Figure record extracts
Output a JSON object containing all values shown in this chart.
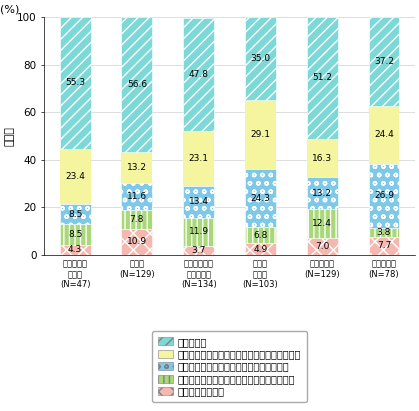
{
  "categories": [
    "農林水産業\n・鉱業\n(N=47)",
    "製造業\n(N=129)",
    "エネルギー・\nインフラ業\n(N=134)",
    "商業・\n流通業\n(N=103)",
    "情報通信業\n(N=129)",
    "サービス業\n(N=78)"
  ],
  "series": [
    {
      "label": "既に実施している",
      "values": [
        4.3,
        10.9,
        3.7,
        4.9,
        7.0,
        7.7
      ],
      "color": "#f5b8b0",
      "hatch": "xx"
    },
    {
      "label": "実施していないが、今後実施する予定である",
      "values": [
        8.5,
        7.8,
        11.9,
        6.8,
        12.4,
        3.8
      ],
      "color": "#a8d878",
      "hatch": "|||"
    },
    {
      "label": "実施予定はないが、今後実施を検討したい",
      "values": [
        8.5,
        11.6,
        13.4,
        24.3,
        13.2,
        26.9
      ],
      "color": "#7ec8e8",
      "hatch": "oo"
    },
    {
      "label": "特に関心はないし、今後の導入も考えていない",
      "values": [
        23.4,
        13.2,
        23.1,
        29.1,
        16.3,
        24.4
      ],
      "color": "#f5f5a0",
      "hatch": ""
    },
    {
      "label": "分からない",
      "values": [
        55.3,
        56.6,
        47.8,
        35.0,
        51.2,
        37.2
      ],
      "color": "#7dd8d8",
      "hatch": "///"
    }
  ],
  "ylim": [
    0,
    100
  ],
  "yticks": [
    0,
    20,
    40,
    60,
    80,
    100
  ],
  "ylabel_text": "割略回",
  "percent_label": "(%)",
  "bar_width": 0.5,
  "figure_bg": "#ffffff",
  "axes_bg": "#ffffff",
  "grid_color": "#d0d0d0",
  "font_size_values": 6.5,
  "font_size_labels": 6.0,
  "font_size_legend": 7.0,
  "font_size_ylabel": 8,
  "font_size_percent": 8,
  "font_size_yticks": 7.5
}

**TASK DESCRIPTION**. Retype each record exactly as it stands, but do not include the pictures.

**EXERCISE SOLUTION**.
Output a JSON object containing all values shown in this chart.
{
  "categories": [
    "農林水産業\n・鉱業\n(N=47)",
    "製造業\n(N=129)",
    "エネルギー・\nインフラ業\n(N=134)",
    "商業・\n流通業\n(N=103)",
    "情報通信業\n(N=129)",
    "サービス業\n(N=78)"
  ],
  "series": [
    {
      "label": "既に実施している",
      "values": [
        4.3,
        10.9,
        3.7,
        4.9,
        7.0,
        7.7
      ],
      "color": "#f5b8b0",
      "hatch": "xx"
    },
    {
      "label": "実施していないが、今後実施する予定である",
      "values": [
        8.5,
        7.8,
        11.9,
        6.8,
        12.4,
        3.8
      ],
      "color": "#a8d878",
      "hatch": "|||"
    },
    {
      "label": "実施予定はないが、今後実施を検討したい",
      "values": [
        8.5,
        11.6,
        13.4,
        24.3,
        13.2,
        26.9
      ],
      "color": "#7ec8e8",
      "hatch": "oo"
    },
    {
      "label": "特に関心はないし、今後の導入も考えていない",
      "values": [
        23.4,
        13.2,
        23.1,
        29.1,
        16.3,
        24.4
      ],
      "color": "#f5f5a0",
      "hatch": ""
    },
    {
      "label": "分からない",
      "values": [
        55.3,
        56.6,
        47.8,
        35.0,
        51.2,
        37.2
      ],
      "color": "#7dd8d8",
      "hatch": "///"
    }
  ],
  "ylim": [
    0,
    100
  ],
  "yticks": [
    0,
    20,
    40,
    60,
    80,
    100
  ],
  "ylabel_text": "割略回",
  "percent_label": "(%)",
  "bar_width": 0.5,
  "figure_bg": "#ffffff",
  "axes_bg": "#ffffff",
  "grid_color": "#d0d0d0",
  "font_size_values": 6.5,
  "font_size_labels": 6.0,
  "font_size_legend": 7.0,
  "font_size_ylabel": 8,
  "font_size_percent": 8,
  "font_size_yticks": 7.5
}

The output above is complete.